*Rows from a figure dataset*
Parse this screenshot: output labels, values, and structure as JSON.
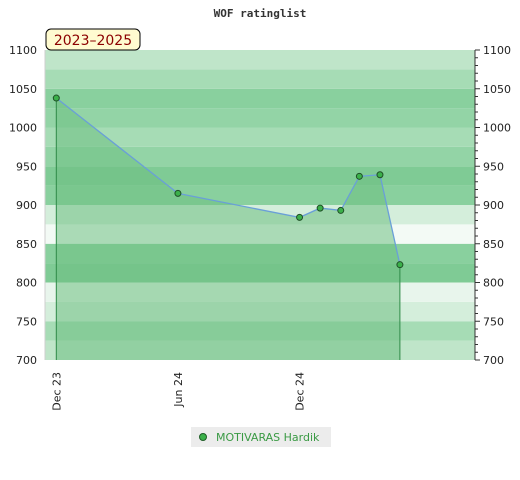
{
  "chart_data": {
    "type": "line",
    "title": "WOF ratinglist",
    "date_range_label": "2023–2025",
    "xlabel": "",
    "ylabel": "",
    "ylim": [
      700,
      1100
    ],
    "yticks": [
      700,
      750,
      800,
      850,
      900,
      950,
      1000,
      1050,
      1100
    ],
    "xlim": [
      "2023-11-14",
      "2025-08-22"
    ],
    "xticks": [
      {
        "date": "2023-12-01",
        "label": "Dec 23"
      },
      {
        "date": "2024-06-01",
        "label": "Jun 24"
      },
      {
        "date": "2024-12-01",
        "label": "Dec 24"
      }
    ],
    "grid": true,
    "legend_position": "bottom-center",
    "colors": {
      "area": "#6dbf82",
      "line": "#6a9fd8",
      "marker": "#3bb04a",
      "band_dark": "#7ccb92",
      "band_light": "#eef8f0"
    },
    "series": [
      {
        "name": "MOTIVARAS Hardik",
        "points": [
          {
            "x": "2023-12-01",
            "y": 1038
          },
          {
            "x": "2024-06-01",
            "y": 915
          },
          {
            "x": "2024-12-01",
            "y": 884
          },
          {
            "x": "2025-01-01",
            "y": 896
          },
          {
            "x": "2025-02-01",
            "y": 893
          },
          {
            "x": "2025-03-01",
            "y": 937
          },
          {
            "x": "2025-04-01",
            "y": 939
          },
          {
            "x": "2025-05-01",
            "y": 823
          }
        ]
      }
    ]
  },
  "legend": {
    "label": "MOTIVARAS Hardik"
  }
}
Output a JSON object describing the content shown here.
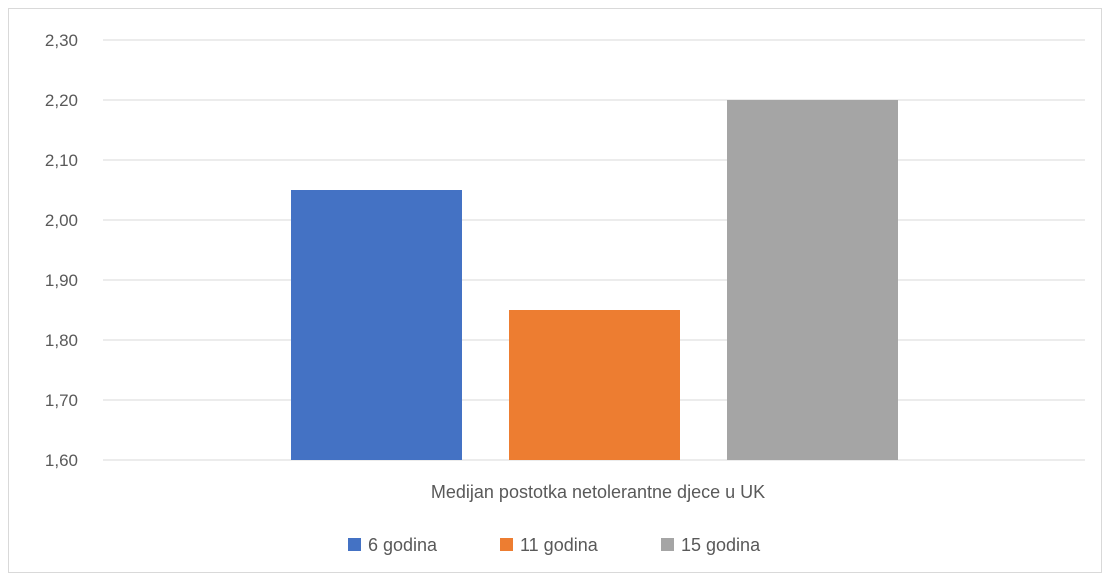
{
  "chart_data": {
    "type": "bar",
    "categories": [
      "Medijan postotka netolerantne djece u UK"
    ],
    "series": [
      {
        "name": "6 godina",
        "values": [
          2.05
        ],
        "color": "#4472c4"
      },
      {
        "name": "11 godina",
        "values": [
          1.85
        ],
        "color": "#ed7d31"
      },
      {
        "name": "15 godina",
        "values": [
          2.2
        ],
        "color": "#a5a5a5"
      }
    ],
    "ylim": [
      1.6,
      2.3
    ],
    "yticks": [
      "1,60",
      "1,70",
      "1,80",
      "1,90",
      "2,00",
      "2,10",
      "2,20",
      "2,30"
    ],
    "grid": true,
    "legend": "bottom"
  }
}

*What is asked*
All of the data above should be transcribed verbatim, with pictures omitted.

*Answer to this problem*
Parse this screenshot: output labels, values, and structure as JSON.
{
  "chart_data": {
    "type": "line",
    "title": "WOF ratinglist",
    "date_range_label": "2023–2025",
    "xlabel": "",
    "ylabel": "",
    "ylim": [
      700,
      1100
    ],
    "yticks": [
      700,
      750,
      800,
      850,
      900,
      950,
      1000,
      1050,
      1100
    ],
    "xlim": [
      "2023-11-14",
      "2025-08-22"
    ],
    "xticks": [
      {
        "date": "2023-12-01",
        "label": "Dec 23"
      },
      {
        "date": "2024-06-01",
        "label": "Jun 24"
      },
      {
        "date": "2024-12-01",
        "label": "Dec 24"
      }
    ],
    "grid": true,
    "legend_position": "bottom-center",
    "colors": {
      "area": "#6dbf82",
      "line": "#6a9fd8",
      "marker": "#3bb04a",
      "band_dark": "#7ccb92",
      "band_light": "#eef8f0"
    },
    "series": [
      {
        "name": "MOTIVARAS Hardik",
        "points": [
          {
            "x": "2023-12-01",
            "y": 1038
          },
          {
            "x": "2024-06-01",
            "y": 915
          },
          {
            "x": "2024-12-01",
            "y": 884
          },
          {
            "x": "2025-01-01",
            "y": 896
          },
          {
            "x": "2025-02-01",
            "y": 893
          },
          {
            "x": "2025-03-01",
            "y": 937
          },
          {
            "x": "2025-04-01",
            "y": 939
          },
          {
            "x": "2025-05-01",
            "y": 823
          }
        ]
      }
    ]
  },
  "legend": {
    "label": "MOTIVARAS Hardik"
  }
}
Output a JSON object describing the content shown here.
{
  "chart_data": {
    "type": "bar",
    "categories": [
      "Medijan postotka netolerantne djece u UK"
    ],
    "series": [
      {
        "name": "6 godina",
        "values": [
          2.05
        ],
        "color": "#4472c4"
      },
      {
        "name": "11 godina",
        "values": [
          1.85
        ],
        "color": "#ed7d31"
      },
      {
        "name": "15 godina",
        "values": [
          2.2
        ],
        "color": "#a5a5a5"
      }
    ],
    "ylim": [
      1.6,
      2.3
    ],
    "yticks": [
      "1,60",
      "1,70",
      "1,80",
      "1,90",
      "2,00",
      "2,10",
      "2,20",
      "2,30"
    ],
    "grid": true,
    "legend": "bottom"
  }
}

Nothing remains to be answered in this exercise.